Given task: Transcribe the material in full, exactly as written.

(A block of data)

---*---

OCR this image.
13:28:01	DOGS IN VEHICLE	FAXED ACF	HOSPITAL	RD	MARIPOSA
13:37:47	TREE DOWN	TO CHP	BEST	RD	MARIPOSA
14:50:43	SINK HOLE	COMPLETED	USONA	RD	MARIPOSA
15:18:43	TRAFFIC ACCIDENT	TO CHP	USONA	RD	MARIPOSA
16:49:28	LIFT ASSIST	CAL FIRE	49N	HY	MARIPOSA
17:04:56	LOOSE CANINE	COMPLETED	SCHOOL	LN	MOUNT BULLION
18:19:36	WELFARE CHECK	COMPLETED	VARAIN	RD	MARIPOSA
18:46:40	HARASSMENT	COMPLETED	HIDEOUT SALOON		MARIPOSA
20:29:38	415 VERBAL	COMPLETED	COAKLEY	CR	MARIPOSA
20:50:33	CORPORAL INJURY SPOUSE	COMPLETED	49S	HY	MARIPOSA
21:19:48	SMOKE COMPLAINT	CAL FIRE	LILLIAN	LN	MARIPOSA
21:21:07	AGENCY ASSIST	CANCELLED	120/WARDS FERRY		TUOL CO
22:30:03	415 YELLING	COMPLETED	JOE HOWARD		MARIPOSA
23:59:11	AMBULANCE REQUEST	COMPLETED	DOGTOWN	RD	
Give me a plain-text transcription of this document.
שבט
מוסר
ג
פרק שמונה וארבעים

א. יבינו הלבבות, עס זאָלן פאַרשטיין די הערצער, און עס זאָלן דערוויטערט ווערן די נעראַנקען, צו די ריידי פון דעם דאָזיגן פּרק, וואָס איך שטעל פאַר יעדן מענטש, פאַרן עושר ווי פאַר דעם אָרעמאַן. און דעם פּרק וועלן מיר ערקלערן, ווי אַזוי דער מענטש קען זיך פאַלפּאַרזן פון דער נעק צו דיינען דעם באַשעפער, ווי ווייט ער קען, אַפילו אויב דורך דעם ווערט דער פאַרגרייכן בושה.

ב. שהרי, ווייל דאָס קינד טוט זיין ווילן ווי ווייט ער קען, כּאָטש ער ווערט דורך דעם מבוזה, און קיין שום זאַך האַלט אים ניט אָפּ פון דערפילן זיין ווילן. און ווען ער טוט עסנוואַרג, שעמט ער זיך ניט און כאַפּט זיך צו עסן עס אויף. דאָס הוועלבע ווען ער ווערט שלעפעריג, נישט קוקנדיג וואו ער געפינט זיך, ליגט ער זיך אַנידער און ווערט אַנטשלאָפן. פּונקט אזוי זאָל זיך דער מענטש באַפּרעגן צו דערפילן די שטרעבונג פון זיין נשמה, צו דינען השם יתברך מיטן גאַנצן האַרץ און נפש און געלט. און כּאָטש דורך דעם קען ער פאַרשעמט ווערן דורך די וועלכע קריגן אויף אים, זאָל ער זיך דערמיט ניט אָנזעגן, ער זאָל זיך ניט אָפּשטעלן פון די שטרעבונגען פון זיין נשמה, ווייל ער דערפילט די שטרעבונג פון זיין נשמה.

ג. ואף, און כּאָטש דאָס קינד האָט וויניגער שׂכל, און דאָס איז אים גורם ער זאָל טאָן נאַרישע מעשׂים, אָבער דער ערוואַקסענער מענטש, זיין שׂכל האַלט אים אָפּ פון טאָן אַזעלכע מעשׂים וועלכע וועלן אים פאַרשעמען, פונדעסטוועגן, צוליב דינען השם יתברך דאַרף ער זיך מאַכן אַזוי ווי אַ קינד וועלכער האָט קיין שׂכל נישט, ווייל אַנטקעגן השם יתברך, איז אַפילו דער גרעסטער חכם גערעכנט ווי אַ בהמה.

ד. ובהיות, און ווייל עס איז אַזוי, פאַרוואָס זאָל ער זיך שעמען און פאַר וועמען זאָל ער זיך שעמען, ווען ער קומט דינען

---*---

Output for this exercise:
OCR this image.
13:28:01	DOGS IN VEHICLE	FAXED ACF	HOSPITAL	RD	MARIPOSA
13:37:47	TREE DOWN	TO CHP	BEST	RD	MARIPOSA
14:50:43	SINK HOLE	COMPLETED	USONA	RD	MARIPOSA
15:18:43	TRAFFIC ACCIDENT	TO CHP	USONA	RD	MARIPOSA
16:49:28	LIFT ASSIST	CAL FIRE	49N	HY	MARIPOSA
17:04:56	LOOSE CANINE	COMPLETED	SCHOOL	LN	MOUNT BULLION
18:19:36	WELFARE CHECK	COMPLETED	VARAIN	RD	MARIPOSA
18:46:40	HARASSMENT	COMPLETED	HIDEOUT SALOON		MARIPOSA
20:29:38	415 VERBAL	COMPLETED	COAKLEY	CR	MARIPOSA
20:50:33	CORPORAL INJURY SPOUSE	COMPLETED	49S	HY	MARIPOSA
21:19:48	SMOKE COMPLAINT	CAL FIRE	LILLIAN	LN	MARIPOSA
21:21:07	AGENCY ASSIST	CANCELLED	120/WARDS FERRY		TUOL CO
22:30:03	415 YELLING	COMPLETED	JOE HOWARD		MARIPOSA
23:59:11	AMBULANCE REQUEST	COMPLETED	DOGTOWN	RD	
Give me a plain-text transcription of this document.
שבט
מוסר
ג
פרק שמונה וארבעים

א. יבינו הלבבות, עס זאָלן פאַרשטיין די הערצער, און עס זאָלן דערוויטערט ווערן די נעראַנקען, צו די ריידי פון דעם דאָזיגן פּרק, וואָס איך שטעל פאַר יעדן מענטש, פאַרן עושר ווי פאַר דעם אָרעמאַן. און דעם פּרק וועלן מיר ערקלערן, ווי אַזוי דער מענטש קען זיך פאַלפּאַרזן פון דער נעק צו דיינען דעם באַשעפער, ווי ווייט ער קען, אַפילו אויב דורך דעם ווערט דער פאַרגרייכן בושה.

ב. שהרי, ווייל דאָס קינד טוט זיין ווילן ווי ווייט ער קען, כּאָטש ער ווערט דורך דעם מבוזה, און קיין שום זאַך האַלט אים ניט אָפּ פון דערפילן זיין ווילן. און ווען ער טוט עסנוואַרג, שעמט ער זיך ניט און כאַפּט זיך צו עסן עס אויף. דאָס הוועלבע ווען ער ווערט שלעפעריג, נישט קוקנדיג וואו ער געפינט זיך, ליגט ער זיך אַנידער און ווערט אַנטשלאָפן. פּונקט אזוי זאָל זיך דער מענטש באַפּרעגן צו דערפילן די שטרעבונג פון זיין נשמה, צו דינען השם יתברך מיטן גאַנצן האַרץ און נפש און געלט. און כּאָטש דורך דעם קען ער פאַרשעמט ווערן דורך די וועלכע קריגן אויף אים, זאָל ער זיך דערמיט ניט אָנזעגן, ער זאָל זיך ניט אָפּשטעלן פון די שטרעבונגען פון זיין נשמה, ווייל ער דערפילט די שטרעבונג פון זיין נשמה.

ג. ואף, און כּאָטש דאָס קינד האָט וויניגער שׂכל, און דאָס איז אים גורם ער זאָל טאָן נאַרישע מעשׂים, אָבער דער ערוואַקסענער מענטש, זיין שׂכל האַלט אים אָפּ פון טאָן אַזעלכע מעשׂים וועלכע וועלן אים פאַרשעמען, פונדעסטוועגן, צוליב דינען השם יתברך דאַרף ער זיך מאַכן אַזוי ווי אַ קינד וועלכער האָט קיין שׂכל נישט, ווייל אַנטקעגן השם יתברך, איז אַפילו דער גרעסטער חכם גערעכנט ווי אַ בהמה.

ד. ובהיות, און ווייל עס איז אַזוי, פאַרוואָס זאָל ער זיך שעמען און פאַר וועמען זאָל ער זיך שעמען, ווען ער קומט דינען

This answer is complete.